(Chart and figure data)
===

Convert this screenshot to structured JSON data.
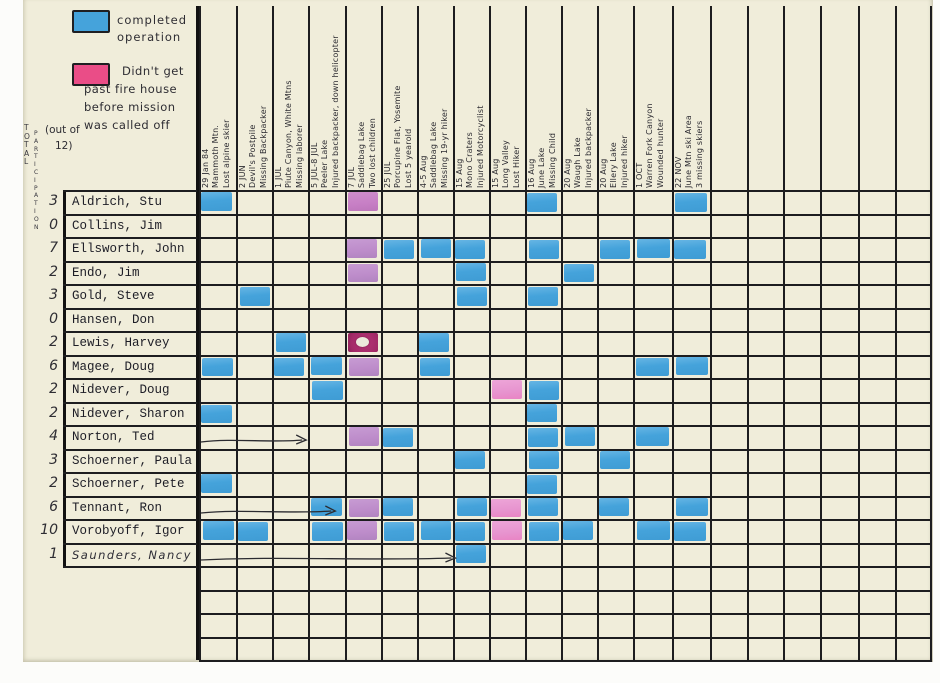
{
  "title": "Search and rescue mission participation tally sheet",
  "legend": {
    "completed": {
      "color": "#45a3db",
      "label": "completed\noperation"
    },
    "aborted": {
      "color": "#ea4d87",
      "label": "Didn't get\npast fire house\nbefore mission\nwas called off"
    }
  },
  "axis_left": {
    "title": "TOTAL",
    "subtitle": "PARTICIPATION",
    "note1": "(out of",
    "note2": "12)"
  },
  "cell_colors": {
    "blue": "#45a3db",
    "purple": "#bd8cca",
    "orchid": "#c77fc5",
    "pink": "#e794cf",
    "darkmagenta": "#a32a68"
  },
  "chart_data": {
    "type": "table",
    "legend_meaning": {
      "blue": "completed operation",
      "pink_purple": "didn't get past fire house before mission was called off"
    },
    "columns": [
      {
        "date": "29 Jan 84",
        "place": "Mammoth Mtn.",
        "subject": "Lost alpine skier"
      },
      {
        "date": "2 JUN",
        "place": "Devil's Postpile",
        "subject": "Missing Backpacker"
      },
      {
        "date": "1 JUL",
        "place": "Piute Canyon, White Mtns",
        "subject": "Missing laborer"
      },
      {
        "date": "5 JUL-8 JUL",
        "place": "Peeler Lake",
        "subject": "Injured backpacker, down helicopter"
      },
      {
        "date": "7 JUL",
        "place": "Saddlebag Lake",
        "subject": "Two lost children"
      },
      {
        "date": "25 JUL",
        "place": "Porcupine Flat, Yosemite",
        "subject": "Lost 5 yearold"
      },
      {
        "date": "4-5 Aug",
        "place": "Saddlebag Lake",
        "subject": "Missing 19-yr hiker"
      },
      {
        "date": "15 Aug",
        "place": "Mono Craters",
        "subject": "Injured Motorcyclist"
      },
      {
        "date": "15 Aug",
        "place": "Long Valley",
        "subject": "Lost Hiker"
      },
      {
        "date": "16 Aug",
        "place": "June Lake",
        "subject": "Missing Child"
      },
      {
        "date": "20 Aug",
        "place": "Waugh Lake",
        "subject": "Injured backpacker"
      },
      {
        "date": "20 Aug",
        "place": "Ellery Lake",
        "subject": "Injured hiker"
      },
      {
        "date": "1 OCT",
        "place": "Warren Fork Canyon",
        "subject": "Wounded hunter"
      },
      {
        "date": "22 NOV",
        "place": "June Mtn ski Area",
        "subject": "3 missing skiers"
      }
    ],
    "empty_trailing_columns": 6,
    "empty_trailing_rows": 4,
    "rows": [
      {
        "name": "Aldrich, Stu",
        "total": "3",
        "cells": {
          "1": "blue",
          "5": "orchid",
          "10": "blue",
          "14": "blue"
        }
      },
      {
        "name": "Collins, Jim",
        "total": "0",
        "cells": {}
      },
      {
        "name": "Ellsworth, John",
        "total": "7",
        "cells": {
          "5": "purple",
          "6": "blue",
          "7": "blue",
          "8": "blue",
          "10": "blue",
          "12": "blue",
          "13": "blue",
          "14": "blue"
        }
      },
      {
        "name": "Endo, Jim",
        "total": "2",
        "cells": {
          "5": "purple",
          "8": "blue",
          "11": "blue"
        }
      },
      {
        "name": "Gold, Steve",
        "total": "3",
        "cells": {
          "2": "blue",
          "8": "blue",
          "10": "blue"
        }
      },
      {
        "name": "Hansen, Don",
        "total": "0",
        "cells": {}
      },
      {
        "name": "Lewis, Harvey",
        "total": "2",
        "cells": {
          "3": "blue",
          "5": "darkmagenta",
          "7": "blue"
        }
      },
      {
        "name": "Magee, Doug",
        "total": "6",
        "cells": {
          "1": "blue",
          "3": "blue",
          "4": "blue",
          "5": "purple",
          "7": "blue",
          "13": "blue",
          "14": "blue"
        }
      },
      {
        "name": "Nidever, Doug",
        "total": "2",
        "cells": {
          "4": "blue",
          "9": "pink",
          "10": "blue"
        }
      },
      {
        "name": "Nidever, Sharon",
        "total": "2",
        "cells": {
          "1": "blue",
          "10": "blue"
        }
      },
      {
        "name": "Norton, Ted",
        "total": "4",
        "cells": {
          "5": "purple",
          "6": "blue",
          "10": "blue",
          "11": "blue",
          "13": "blue"
        },
        "arrow_to_col": 4
      },
      {
        "name": "Schoerner, Paula",
        "total": "3",
        "cells": {
          "8": "blue",
          "10": "blue",
          "12": "blue"
        }
      },
      {
        "name": "Schoerner, Pete",
        "total": "2",
        "cells": {
          "1": "blue",
          "10": "blue"
        }
      },
      {
        "name": "Tennant, Ron",
        "total": "6",
        "cells": {
          "4": "blue",
          "5": "purple",
          "6": "blue",
          "8": "blue",
          "9": "pink",
          "10": "blue",
          "12": "blue",
          "14": "blue"
        },
        "arrow_to_col": 4.8
      },
      {
        "name": "Vorobyoff, Igor",
        "total": "10",
        "cells": {
          "1": "blue",
          "2": "blue",
          "4": "blue",
          "5": "purple",
          "6": "blue",
          "7": "blue",
          "8": "blue",
          "9": "pink",
          "10": "blue",
          "11": "blue",
          "13": "blue",
          "14": "blue"
        }
      },
      {
        "name": "Saunders, Nancy",
        "total": "1",
        "handwritten": true,
        "cells": {
          "8": "blue"
        },
        "arrow_to_col": 8.1
      }
    ]
  }
}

===

= WHAT THE TASK ASKS =
A line counts if it holds the word "Nidever". How many lines of the entries count? Give the number only.

= ANSWER TO THIS PROBLEM =
2